#### Objective
Write out the entries verbatim and leave the images out of the copy.

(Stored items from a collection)
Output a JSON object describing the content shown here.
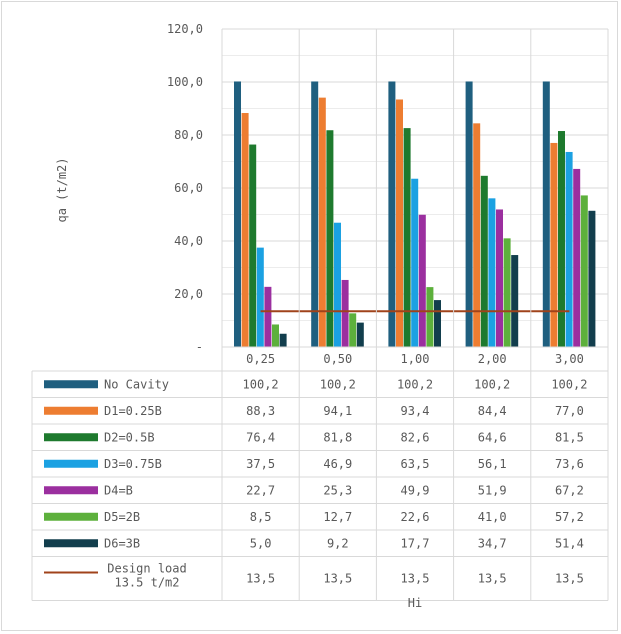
{
  "chart_data": {
    "type": "bar",
    "title": "",
    "xlabel": "Hi",
    "ylabel": "qa (t/m2)",
    "ylim": [
      0,
      120
    ],
    "y_ticks": [
      "-",
      "20,0",
      "40,0",
      "60,0",
      "80,0",
      "100,0",
      "120,0"
    ],
    "categories": [
      "0,25",
      "0,50",
      "1,00",
      "2,00",
      "3,00"
    ],
    "grid": true,
    "legend": "data-table",
    "series": [
      {
        "name": "No Cavity",
        "color": "#1f5f7f",
        "values": [
          100.2,
          100.2,
          100.2,
          100.2,
          100.2
        ],
        "labels": [
          "100,2",
          "100,2",
          "100,2",
          "100,2",
          "100,2"
        ]
      },
      {
        "name": "D1=0.25B",
        "color": "#ed7d31",
        "values": [
          88.3,
          94.1,
          93.4,
          84.4,
          77.0
        ],
        "labels": [
          "88,3",
          "94,1",
          "93,4",
          "84,4",
          "77,0"
        ]
      },
      {
        "name": "D2=0.5B",
        "color": "#1e7a2e",
        "values": [
          76.4,
          81.8,
          82.6,
          64.6,
          81.5
        ],
        "labels": [
          "76,4",
          "81,8",
          "82,6",
          "64,6",
          "81,5"
        ]
      },
      {
        "name": "D3=0.75B",
        "color": "#1ba1e2",
        "values": [
          37.5,
          46.9,
          63.5,
          56.1,
          73.6
        ],
        "labels": [
          "37,5",
          "46,9",
          "63,5",
          "56,1",
          "73,6"
        ]
      },
      {
        "name": "D4=B",
        "color": "#9b2f9f",
        "values": [
          22.7,
          25.3,
          49.9,
          51.9,
          67.2
        ],
        "labels": [
          "22,7",
          "25,3",
          "49,9",
          "51,9",
          "67,2"
        ]
      },
      {
        "name": "D5=2B",
        "color": "#5db03c",
        "values": [
          8.5,
          12.7,
          22.6,
          41.0,
          57.2
        ],
        "labels": [
          "8,5",
          "12,7",
          "22,6",
          "41,0",
          "57,2"
        ]
      },
      {
        "name": "D6=3B",
        "color": "#123e4d",
        "values": [
          5.0,
          9.2,
          17.7,
          34.7,
          51.4
        ],
        "labels": [
          "5,0",
          "9,2",
          "17,7",
          "34,7",
          "51,4"
        ]
      }
    ],
    "line_series": {
      "name": "Design load 13.5 t/m2",
      "name_lines": [
        "Design load",
        "13.5 t/m2"
      ],
      "color": "#a0431b",
      "values": [
        13.5,
        13.5,
        13.5,
        13.5,
        13.5
      ],
      "labels": [
        "13,5",
        "13,5",
        "13,5",
        "13,5",
        "13,5"
      ]
    }
  }
}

#### Task output
Output a JSON object describing the content shown here.
{
  "chart_data": {
    "type": "bar",
    "title": "",
    "xlabel": "Hi",
    "ylabel": "qa (t/m2)",
    "ylim": [
      0,
      120
    ],
    "y_ticks": [
      "-",
      "20,0",
      "40,0",
      "60,0",
      "80,0",
      "100,0",
      "120,0"
    ],
    "categories": [
      "0,25",
      "0,50",
      "1,00",
      "2,00",
      "3,00"
    ],
    "grid": true,
    "legend": "data-table",
    "series": [
      {
        "name": "No Cavity",
        "color": "#1f5f7f",
        "values": [
          100.2,
          100.2,
          100.2,
          100.2,
          100.2
        ],
        "labels": [
          "100,2",
          "100,2",
          "100,2",
          "100,2",
          "100,2"
        ]
      },
      {
        "name": "D1=0.25B",
        "color": "#ed7d31",
        "values": [
          88.3,
          94.1,
          93.4,
          84.4,
          77.0
        ],
        "labels": [
          "88,3",
          "94,1",
          "93,4",
          "84,4",
          "77,0"
        ]
      },
      {
        "name": "D2=0.5B",
        "color": "#1e7a2e",
        "values": [
          76.4,
          81.8,
          82.6,
          64.6,
          81.5
        ],
        "labels": [
          "76,4",
          "81,8",
          "82,6",
          "64,6",
          "81,5"
        ]
      },
      {
        "name": "D3=0.75B",
        "color": "#1ba1e2",
        "values": [
          37.5,
          46.9,
          63.5,
          56.1,
          73.6
        ],
        "labels": [
          "37,5",
          "46,9",
          "63,5",
          "56,1",
          "73,6"
        ]
      },
      {
        "name": "D4=B",
        "color": "#9b2f9f",
        "values": [
          22.7,
          25.3,
          49.9,
          51.9,
          67.2
        ],
        "labels": [
          "22,7",
          "25,3",
          "49,9",
          "51,9",
          "67,2"
        ]
      },
      {
        "name": "D5=2B",
        "color": "#5db03c",
        "values": [
          8.5,
          12.7,
          22.6,
          41.0,
          57.2
        ],
        "labels": [
          "8,5",
          "12,7",
          "22,6",
          "41,0",
          "57,2"
        ]
      },
      {
        "name": "D6=3B",
        "color": "#123e4d",
        "values": [
          5.0,
          9.2,
          17.7,
          34.7,
          51.4
        ],
        "labels": [
          "5,0",
          "9,2",
          "17,7",
          "34,7",
          "51,4"
        ]
      }
    ],
    "line_series": {
      "name": "Design load 13.5 t/m2",
      "name_lines": [
        "Design load",
        "13.5 t/m2"
      ],
      "color": "#a0431b",
      "values": [
        13.5,
        13.5,
        13.5,
        13.5,
        13.5
      ],
      "labels": [
        "13,5",
        "13,5",
        "13,5",
        "13,5",
        "13,5"
      ]
    }
  }
}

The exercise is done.